◆ Exercise objective
Extract each line containing the string "Clark".

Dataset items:
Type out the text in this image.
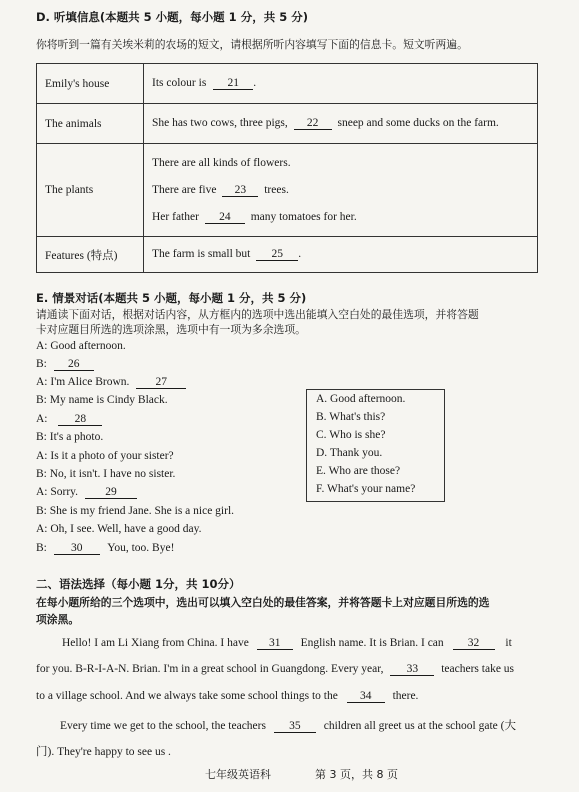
D. 听填信息(本题共 5 小题，每小题 1 分，共 5 分)
你将听到一篇有关埃米莉的农场的短文，请根据所听内容填写下面的信息卡。短文听两遍。
Emily's house	Its colour is 21 .
The animals	She has two cows, three pigs, 22 sneep and some ducks on the farm.
The plants	There are all kinds of flowers.
There are five 23 trees.
Her father 24 many tomatoes for her.

Features (特点)	The farm is small but 25 .
E. 情景对话(本题共 5 小题，每小题 1 分，共 5 分)
请通读下面对话，根据对话内容，从方框内的选项中选出能填入空白处的最佳选项，并将答题
卡对应题目所选的选项涂黑，选项中有一项为多余选项。
A: Good afternoon.
B: 26
A: I'm Alice Brown. 27
B: My name is Cindy Black.
A: 28
B: It's a photo.
A: Is it a photo of your sister?
B: No, it isn't. I have no sister.
A: Sorry. 29
B: She is my friend Jane. She is a nice girl.
A: Oh, I see. Well, have a good day.
B: 30 You, too. Bye!
A. Good afternoon.
B. What's this?
C. Who is she?
D. Thank you.
E. Who are those?
F. What's your name?
二、语法选择（每小题 1分，共 10分）
在每小题所给的三个选项中，选出可以填入空白处的最佳答案，并将答题卡上对应题目所选的选
项涂黑。
Hello! I am Li Xiang from China. I have 31 English name. It is Brian. I can 32 it
for you. B-R-I-A-N. Brian. I'm in a great school in Guangdong. Every year, 33 teachers take us
to a village school. And we always take some school things to the 34 there.
Every time we get to the school, the teachers 35 children all greet us at the school gate (大
门). They're happy to see us .
七年级英语科	第 3 页，共 8 页
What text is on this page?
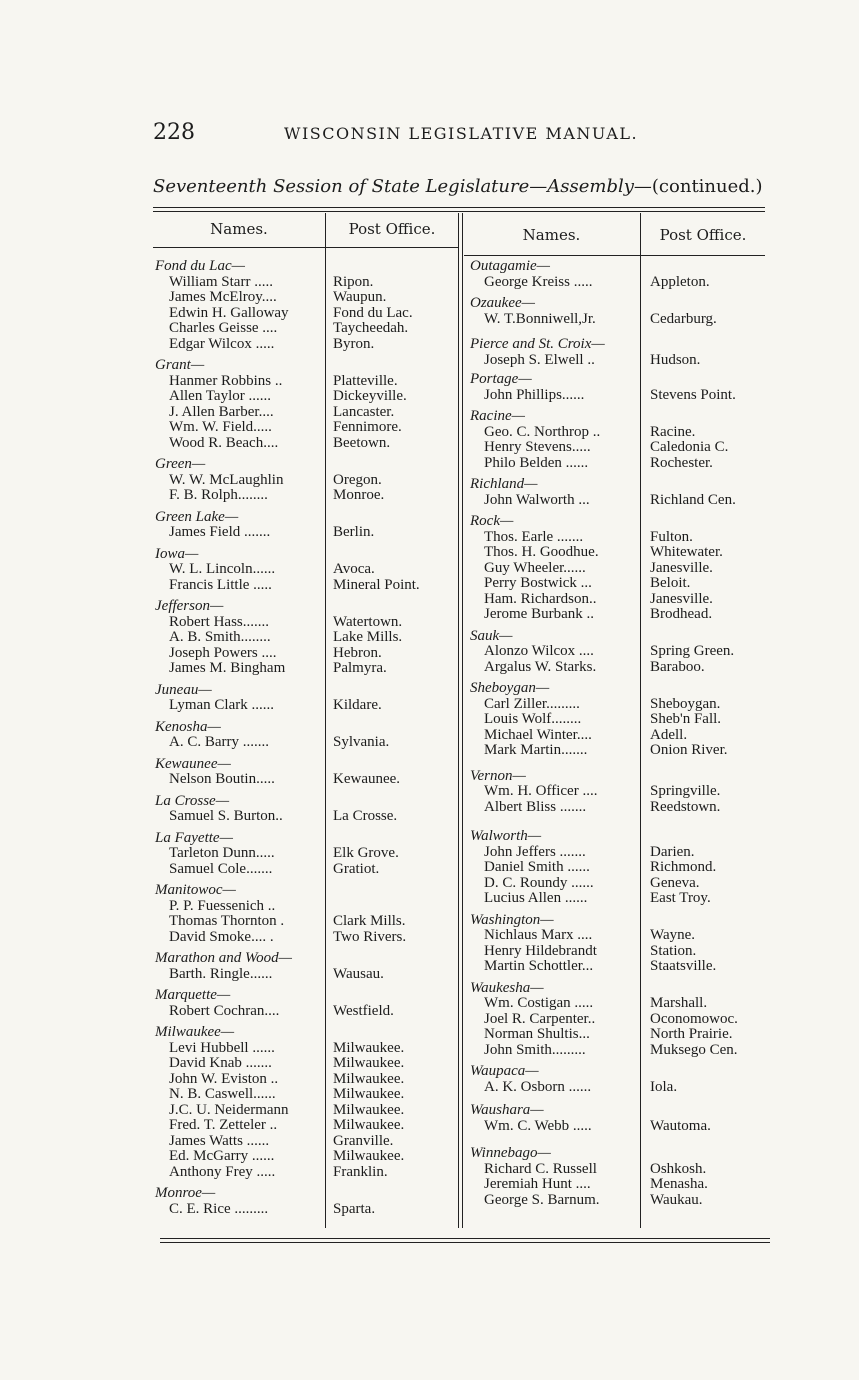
228	WISCONSIN LEGISLATIVE MANUAL.
Seventeenth Session of State Legislature—Assembly—(continued.)
Names.	Post Office.	Names.	Post Office.
Fond du Lac—
William Starr .....	Ripon.
James McElroy....	Waupun.
Edwin H. Galloway	Fond du Lac.
Charles Geisse ....	Taycheedah.
Edgar Wilcox .....	Byron.
Grant—
Hanmer Robbins ..	Platteville.
Allen Taylor ......	Dickeyville.
J. Allen Barber....	Lancaster.
Wm. W. Field.....	Fennimore.
Wood R. Beach....	Beetown.
Green—
W. W. McLaughlin	Oregon.
F. B. Rolph........	Monroe.
Green Lake—
James Field .......	Berlin.
Iowa—
W. L. Lincoln......	Avoca.
Francis Little .....	Mineral Point.
Jefferson—
Robert Hass.......	Watertown.
A. B. Smith........	Lake Mills.
Joseph Powers ....	Hebron.
James M. Bingham	Palmyra.
Juneau—
Lyman Clark ......	Kildare.
Kenosha—
A. C. Barry .......	Sylvania.
Kewaunee—
Nelson Boutin.....	Kewaunee.
La Crosse—
Samuel S. Burton..	La Crosse.
La Fayette—
Tarleton Dunn.....	Elk Grove.
Samuel Cole.......	Gratiot.
Manitowoc—
P. P. Fuessenich ..
Thomas Thornton .	Clark Mills.
David Smoke.... .	Two Rivers.
Marathon and Wood—
Barth. Ringle......	Wausau.
Marquette—
Robert Cochran....	Westfield.
Milwaukee—
Levi Hubbell ......	Milwaukee.
David Knab .......	Milwaukee.
John W. Eviston ..	Milwaukee.
N. B. Caswell......	Milwaukee.
J.C. U. Neidermann	Milwaukee.
Fred. T. Zetteler ..	Milwaukee.
James Watts ......	Granville.
Ed. McGarry ......	Milwaukee.
Anthony Frey .....	Franklin.
Monroe—
C. E. Rice .........	Sparta.
Outagamie—
George Kreiss .....	Appleton.
Ozaukee—
W. T.Bonniwell,Jr.	Cedarburg.
Pierce and St. Croix—
Joseph S. Elwell ..	Hudson.
Portage—
John Phillips......	Stevens Point.
Racine—
Geo. C. Northrop ..	Racine.
Henry Stevens.....	Caledonia C.
Philo Belden ......	Rochester.
Richland—
John Walworth ...	Richland Cen.
Rock—
Thos. Earle .......	Fulton.
Thos. H. Goodhue.	Whitewater.
Guy Wheeler......	Janesville.
Perry Bostwick ...	Beloit.
Ham. Richardson..	Janesville.
Jerome Burbank ..	Brodhead.
Sauk—
Alonzo Wilcox ....	Spring Green.
Argalus W. Starks.	Baraboo.
Sheboygan—
Carl Ziller.........	Sheboygan.
Louis Wolf........	Sheb'n Fall.
Michael Winter....	Adell.
Mark Martin.......	Onion River.
Vernon—
Wm. H. Officer ....	Springville.
Albert Bliss .......	Reedstown.
Walworth—
John Jeffers .......	Darien.
Daniel Smith ......	Richmond.
D. C. Roundy ......	Geneva.
Lucius Allen ......	East Troy.
Washington—
Nichlaus Marx ....	Wayne.
Henry Hildebrandt	Station.
Martin Schottler...	Staatsville.
Waukesha—
Wm. Costigan .....	Marshall.
Joel R. Carpenter..	Oconomowoc.
Norman Shultis...	North Prairie.
John Smith.........	Muksego Cen.
Waupaca—
A. K. Osborn ......	Iola.
Waushara—
Wm. C. Webb .....	Wautoma.
Winnebago—
Richard C. Russell	Oshkosh.
Jeremiah Hunt ....	Menasha.
George S. Barnum.	Waukau.
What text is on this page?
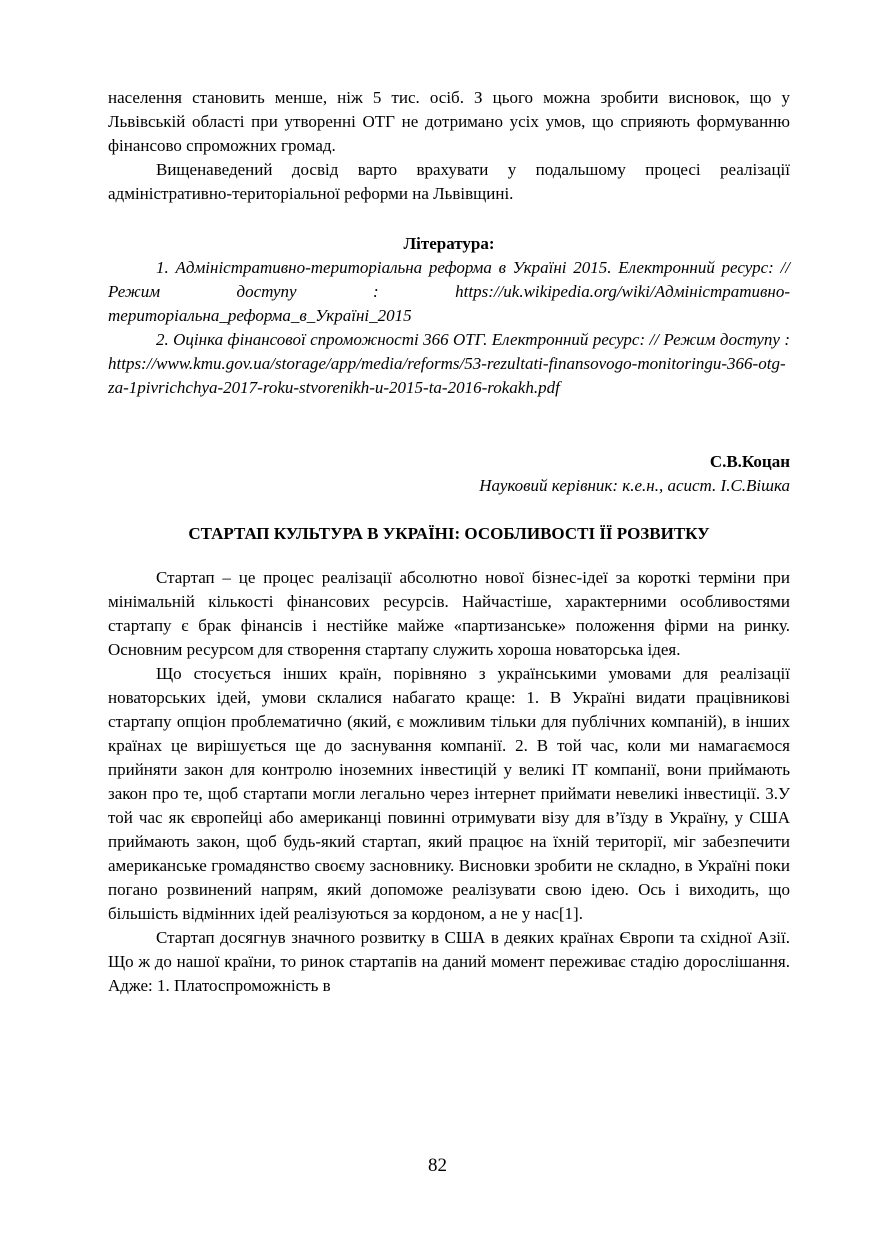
населення становить менше, ніж 5 тис. осіб. З цього можна зробити висновок, що у Львівській області при утворенні ОТГ не дотримано усіх умов, що сприяють формуванню фінансово спроможних громад.

Вищенаведений досвід варто врахувати у подальшому процесі реалізації адміністративно-територіальної реформи на Львівщині.

Література:

1. Адміністративно-територіальна реформа в Україні 2015. Електронний ресурс: // Режим доступу : https://uk.wikipedia.org/wiki/Адміністративно-територіальна_реформа_в_Україні_2015

2. Оцінка фінансової спроможності 366 ОТГ. Електронний ресурс: // Режим доступу : https://www.kmu.gov.ua/storage/app/media/reforms/53-rezultati-finansovogo-monitoringu-366-otg-za-1pivrichchya-2017-roku-stvorenikh-u-2015-ta-2016-rokakh.pdf

С.В.Коцан

Науковий керівник: к.е.н., асист. І.С.Вішка

СТАРТАП КУЛЬТУРА В УКРАЇНІ: ОСОБЛИВОСТІ ЇЇ РОЗВИТКУ

Стартап – це процес реалізації абсолютно нової бізнес-ідеї за короткі терміни при мінімальній кількості фінансових ресурсів. Найчастіше, характерними особливостями стартапу є брак фінансів і нестійке майже «партизанське» положення фірми на ринку. Основним ресурсом для створення стартапу служить хороша новаторська ідея.

Що стосується інших країн, порівняно з українськими умовами для реалізації новаторських ідей, умови склалися набагато краще: 1. В Україні видати працівникові стартапу опціон проблематично (який, є можливим тільки для публічних компаній), в інших країнах це вирішується ще до заснування компанії. 2. В той час, коли ми намагаємося прийняти закон для контролю іноземних інвестицій у великі ІТ компанії, вони приймають закон про те, щоб стартапи могли легально через інтернет приймати невеликі інвестиції. 3.У той час як європейці або американці повинні отримувати візу для в’їзду в Україну, у США приймають закон, щоб будь-який стартап, який працює на їхній території, міг забезпечити американське громадянство своєму засновнику. Висновки зробити не складно, в Україні поки погано розвинений напрям, який допоможе реалізувати свою ідею. Ось і виходить, що більшість відмінних ідей реалізуються за кордоном, а не у нас[1].

Стартап досягнув значного розвитку в США в деяких країнах Європи та східної Азії. Що ж до нашої країни, то ринок стартапів на даний момент переживає стадію дорослішання. Адже: 1. Платоспроможність в

82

◆ Response below
Lyman Clark ......	Kildare.
Thomas Thornton .	Clark Mills.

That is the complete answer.